** begin Dataset rows **

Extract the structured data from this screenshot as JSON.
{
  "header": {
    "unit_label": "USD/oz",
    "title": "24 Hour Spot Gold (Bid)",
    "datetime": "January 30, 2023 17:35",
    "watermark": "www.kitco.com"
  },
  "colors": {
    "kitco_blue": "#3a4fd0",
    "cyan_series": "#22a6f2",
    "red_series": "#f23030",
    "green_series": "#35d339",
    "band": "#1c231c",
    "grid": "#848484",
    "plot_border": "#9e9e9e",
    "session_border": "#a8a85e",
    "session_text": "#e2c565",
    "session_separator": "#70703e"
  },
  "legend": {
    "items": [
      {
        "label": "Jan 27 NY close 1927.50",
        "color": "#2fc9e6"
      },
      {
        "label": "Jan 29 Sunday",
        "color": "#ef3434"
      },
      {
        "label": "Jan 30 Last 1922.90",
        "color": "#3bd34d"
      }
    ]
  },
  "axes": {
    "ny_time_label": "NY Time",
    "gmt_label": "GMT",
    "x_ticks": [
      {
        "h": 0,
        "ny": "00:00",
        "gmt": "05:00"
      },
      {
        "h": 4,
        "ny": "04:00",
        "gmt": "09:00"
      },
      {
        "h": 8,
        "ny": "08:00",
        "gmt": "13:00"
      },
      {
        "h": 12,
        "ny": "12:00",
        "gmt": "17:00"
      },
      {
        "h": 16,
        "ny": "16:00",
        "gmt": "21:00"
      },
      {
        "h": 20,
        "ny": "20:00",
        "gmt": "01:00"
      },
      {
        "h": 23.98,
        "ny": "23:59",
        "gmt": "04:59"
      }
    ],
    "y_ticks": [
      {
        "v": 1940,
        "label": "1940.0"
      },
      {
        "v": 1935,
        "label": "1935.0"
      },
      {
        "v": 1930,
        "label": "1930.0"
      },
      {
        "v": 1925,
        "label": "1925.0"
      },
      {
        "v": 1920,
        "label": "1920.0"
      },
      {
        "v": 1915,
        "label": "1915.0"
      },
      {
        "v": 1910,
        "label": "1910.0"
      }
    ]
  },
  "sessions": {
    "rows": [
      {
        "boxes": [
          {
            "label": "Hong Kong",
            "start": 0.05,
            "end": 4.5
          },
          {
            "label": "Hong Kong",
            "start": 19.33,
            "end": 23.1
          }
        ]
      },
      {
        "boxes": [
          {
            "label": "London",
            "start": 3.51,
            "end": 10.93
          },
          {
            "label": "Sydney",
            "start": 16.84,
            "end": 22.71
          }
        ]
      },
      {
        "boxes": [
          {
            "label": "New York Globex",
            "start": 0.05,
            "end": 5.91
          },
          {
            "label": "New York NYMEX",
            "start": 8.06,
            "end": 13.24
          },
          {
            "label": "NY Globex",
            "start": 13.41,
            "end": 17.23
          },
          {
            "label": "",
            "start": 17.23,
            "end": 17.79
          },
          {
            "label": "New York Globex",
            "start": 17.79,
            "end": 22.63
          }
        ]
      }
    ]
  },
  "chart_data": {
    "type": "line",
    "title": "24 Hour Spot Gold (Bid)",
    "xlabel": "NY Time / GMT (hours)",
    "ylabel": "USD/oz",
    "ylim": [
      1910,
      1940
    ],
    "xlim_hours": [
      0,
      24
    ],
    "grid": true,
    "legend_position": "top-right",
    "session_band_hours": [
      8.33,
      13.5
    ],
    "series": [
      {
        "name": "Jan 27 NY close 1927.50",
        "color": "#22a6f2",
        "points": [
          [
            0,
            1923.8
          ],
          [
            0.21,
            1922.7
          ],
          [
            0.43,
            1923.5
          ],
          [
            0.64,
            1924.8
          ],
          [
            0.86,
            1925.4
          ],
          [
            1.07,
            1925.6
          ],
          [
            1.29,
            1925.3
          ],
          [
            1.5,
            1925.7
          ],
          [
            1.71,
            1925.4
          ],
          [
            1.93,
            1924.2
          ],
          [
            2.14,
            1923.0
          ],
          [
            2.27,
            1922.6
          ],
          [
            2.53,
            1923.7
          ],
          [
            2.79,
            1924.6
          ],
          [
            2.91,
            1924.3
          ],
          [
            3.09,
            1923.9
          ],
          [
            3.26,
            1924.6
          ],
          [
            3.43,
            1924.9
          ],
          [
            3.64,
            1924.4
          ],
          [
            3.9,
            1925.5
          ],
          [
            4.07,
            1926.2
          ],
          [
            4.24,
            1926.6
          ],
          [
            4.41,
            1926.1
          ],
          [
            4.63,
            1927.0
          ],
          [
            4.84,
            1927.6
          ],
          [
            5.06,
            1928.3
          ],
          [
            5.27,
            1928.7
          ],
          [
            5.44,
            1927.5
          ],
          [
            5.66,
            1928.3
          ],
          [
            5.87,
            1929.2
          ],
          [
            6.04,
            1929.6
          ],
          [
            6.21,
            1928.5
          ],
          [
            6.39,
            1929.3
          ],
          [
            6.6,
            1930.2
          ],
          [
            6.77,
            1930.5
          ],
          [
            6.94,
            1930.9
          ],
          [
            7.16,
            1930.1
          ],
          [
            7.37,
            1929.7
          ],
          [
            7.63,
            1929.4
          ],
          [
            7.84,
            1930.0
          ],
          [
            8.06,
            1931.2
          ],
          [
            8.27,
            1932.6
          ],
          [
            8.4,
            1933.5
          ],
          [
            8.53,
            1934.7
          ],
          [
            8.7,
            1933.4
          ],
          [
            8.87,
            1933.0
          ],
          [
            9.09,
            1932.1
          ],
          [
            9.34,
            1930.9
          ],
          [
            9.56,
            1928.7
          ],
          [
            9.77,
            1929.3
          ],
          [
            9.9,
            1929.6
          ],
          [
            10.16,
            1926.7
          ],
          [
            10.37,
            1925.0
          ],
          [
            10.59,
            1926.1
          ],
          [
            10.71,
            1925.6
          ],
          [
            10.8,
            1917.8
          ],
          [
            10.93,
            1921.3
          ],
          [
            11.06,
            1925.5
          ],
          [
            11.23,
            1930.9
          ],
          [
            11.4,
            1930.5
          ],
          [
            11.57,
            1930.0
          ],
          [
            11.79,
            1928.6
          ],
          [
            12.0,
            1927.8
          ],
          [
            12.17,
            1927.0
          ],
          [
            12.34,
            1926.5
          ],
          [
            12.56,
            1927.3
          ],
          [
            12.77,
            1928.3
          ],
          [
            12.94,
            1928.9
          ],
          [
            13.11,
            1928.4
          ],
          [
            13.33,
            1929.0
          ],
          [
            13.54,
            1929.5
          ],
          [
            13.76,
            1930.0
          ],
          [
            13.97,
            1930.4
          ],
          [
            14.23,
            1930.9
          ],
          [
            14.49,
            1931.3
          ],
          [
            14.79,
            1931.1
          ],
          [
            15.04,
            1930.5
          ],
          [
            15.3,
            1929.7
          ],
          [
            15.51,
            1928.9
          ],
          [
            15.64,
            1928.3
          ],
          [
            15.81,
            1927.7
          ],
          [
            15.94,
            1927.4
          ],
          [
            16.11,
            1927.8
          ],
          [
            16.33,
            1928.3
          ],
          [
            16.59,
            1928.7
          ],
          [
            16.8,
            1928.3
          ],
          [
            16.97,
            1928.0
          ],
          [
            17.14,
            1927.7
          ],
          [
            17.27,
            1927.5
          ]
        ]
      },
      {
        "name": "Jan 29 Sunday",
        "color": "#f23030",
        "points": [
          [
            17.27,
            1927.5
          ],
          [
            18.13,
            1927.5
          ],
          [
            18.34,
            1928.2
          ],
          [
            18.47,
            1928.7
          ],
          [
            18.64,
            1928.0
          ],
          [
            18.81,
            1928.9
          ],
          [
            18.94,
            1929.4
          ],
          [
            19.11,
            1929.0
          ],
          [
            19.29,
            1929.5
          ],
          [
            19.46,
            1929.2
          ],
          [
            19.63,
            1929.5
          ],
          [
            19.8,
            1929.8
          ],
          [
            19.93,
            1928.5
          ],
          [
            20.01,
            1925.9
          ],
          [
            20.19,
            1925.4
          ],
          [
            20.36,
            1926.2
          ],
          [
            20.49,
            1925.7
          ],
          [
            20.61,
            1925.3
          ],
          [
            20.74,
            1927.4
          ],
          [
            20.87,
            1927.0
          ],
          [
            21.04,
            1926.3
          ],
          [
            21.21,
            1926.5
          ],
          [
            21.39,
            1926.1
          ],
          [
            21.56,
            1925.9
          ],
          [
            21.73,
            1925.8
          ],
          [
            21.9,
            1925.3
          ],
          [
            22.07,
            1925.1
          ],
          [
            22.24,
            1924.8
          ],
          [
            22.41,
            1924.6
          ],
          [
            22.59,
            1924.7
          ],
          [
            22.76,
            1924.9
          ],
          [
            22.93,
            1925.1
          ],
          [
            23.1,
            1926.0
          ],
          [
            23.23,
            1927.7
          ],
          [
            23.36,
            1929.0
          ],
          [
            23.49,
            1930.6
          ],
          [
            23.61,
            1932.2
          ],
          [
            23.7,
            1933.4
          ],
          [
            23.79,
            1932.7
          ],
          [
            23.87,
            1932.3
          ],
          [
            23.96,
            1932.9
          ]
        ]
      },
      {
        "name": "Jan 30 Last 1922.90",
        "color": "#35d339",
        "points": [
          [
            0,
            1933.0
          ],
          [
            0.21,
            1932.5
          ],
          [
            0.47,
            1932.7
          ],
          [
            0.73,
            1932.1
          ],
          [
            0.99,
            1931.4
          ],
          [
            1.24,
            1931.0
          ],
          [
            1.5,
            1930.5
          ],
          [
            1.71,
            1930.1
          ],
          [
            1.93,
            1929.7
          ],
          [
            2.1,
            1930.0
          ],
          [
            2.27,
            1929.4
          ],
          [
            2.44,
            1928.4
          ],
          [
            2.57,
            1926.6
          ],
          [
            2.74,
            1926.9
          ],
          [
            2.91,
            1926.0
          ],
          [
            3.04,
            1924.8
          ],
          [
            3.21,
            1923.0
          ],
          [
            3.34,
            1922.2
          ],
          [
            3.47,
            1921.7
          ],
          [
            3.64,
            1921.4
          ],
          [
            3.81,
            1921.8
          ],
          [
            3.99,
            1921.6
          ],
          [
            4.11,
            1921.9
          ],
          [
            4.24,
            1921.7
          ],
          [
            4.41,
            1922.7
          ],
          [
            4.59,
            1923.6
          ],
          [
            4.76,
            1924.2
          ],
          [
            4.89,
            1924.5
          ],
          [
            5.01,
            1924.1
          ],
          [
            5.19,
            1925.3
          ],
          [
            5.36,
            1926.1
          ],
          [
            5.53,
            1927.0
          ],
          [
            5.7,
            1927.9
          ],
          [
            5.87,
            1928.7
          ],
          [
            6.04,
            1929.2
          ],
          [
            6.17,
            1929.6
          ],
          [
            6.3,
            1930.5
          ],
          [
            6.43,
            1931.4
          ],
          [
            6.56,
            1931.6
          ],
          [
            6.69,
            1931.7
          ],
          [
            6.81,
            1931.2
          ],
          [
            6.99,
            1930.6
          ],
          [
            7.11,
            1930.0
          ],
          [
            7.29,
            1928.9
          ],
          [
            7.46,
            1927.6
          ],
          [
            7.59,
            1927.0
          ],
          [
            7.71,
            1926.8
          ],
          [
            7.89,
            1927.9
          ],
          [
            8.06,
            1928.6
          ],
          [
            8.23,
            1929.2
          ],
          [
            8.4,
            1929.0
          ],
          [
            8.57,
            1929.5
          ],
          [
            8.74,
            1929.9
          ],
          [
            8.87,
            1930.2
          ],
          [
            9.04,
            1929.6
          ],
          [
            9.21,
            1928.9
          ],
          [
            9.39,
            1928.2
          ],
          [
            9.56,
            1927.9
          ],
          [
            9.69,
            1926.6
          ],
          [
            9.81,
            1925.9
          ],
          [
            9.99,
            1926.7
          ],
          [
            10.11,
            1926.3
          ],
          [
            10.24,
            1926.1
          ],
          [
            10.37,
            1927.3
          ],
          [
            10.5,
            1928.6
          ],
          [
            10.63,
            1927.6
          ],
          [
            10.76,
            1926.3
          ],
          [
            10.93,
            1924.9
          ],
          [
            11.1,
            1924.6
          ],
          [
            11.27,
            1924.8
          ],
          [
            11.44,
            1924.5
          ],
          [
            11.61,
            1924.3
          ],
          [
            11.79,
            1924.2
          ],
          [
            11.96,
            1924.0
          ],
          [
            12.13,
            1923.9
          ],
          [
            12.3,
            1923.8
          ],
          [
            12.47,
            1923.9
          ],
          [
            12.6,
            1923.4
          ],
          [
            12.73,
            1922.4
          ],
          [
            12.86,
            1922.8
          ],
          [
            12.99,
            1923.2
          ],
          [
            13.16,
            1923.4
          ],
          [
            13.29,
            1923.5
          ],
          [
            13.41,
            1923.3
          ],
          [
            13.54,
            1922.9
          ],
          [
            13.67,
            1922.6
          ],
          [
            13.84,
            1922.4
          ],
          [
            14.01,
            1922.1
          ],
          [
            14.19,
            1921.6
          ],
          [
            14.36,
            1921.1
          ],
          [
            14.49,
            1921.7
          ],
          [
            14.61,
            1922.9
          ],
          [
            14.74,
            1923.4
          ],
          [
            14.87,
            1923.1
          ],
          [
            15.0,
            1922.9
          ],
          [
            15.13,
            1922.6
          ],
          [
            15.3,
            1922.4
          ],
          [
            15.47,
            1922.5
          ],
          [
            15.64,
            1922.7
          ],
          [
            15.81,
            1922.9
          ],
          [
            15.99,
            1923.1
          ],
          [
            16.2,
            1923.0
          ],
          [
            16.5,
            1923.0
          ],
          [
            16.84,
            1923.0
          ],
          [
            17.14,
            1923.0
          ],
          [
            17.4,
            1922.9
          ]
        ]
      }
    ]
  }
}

** end Dataset rows **

Copy every line of the listing containing the string "Sunday".

        "label": "Jan 29 Sunday",
        "name": "Jan 29 Sunday",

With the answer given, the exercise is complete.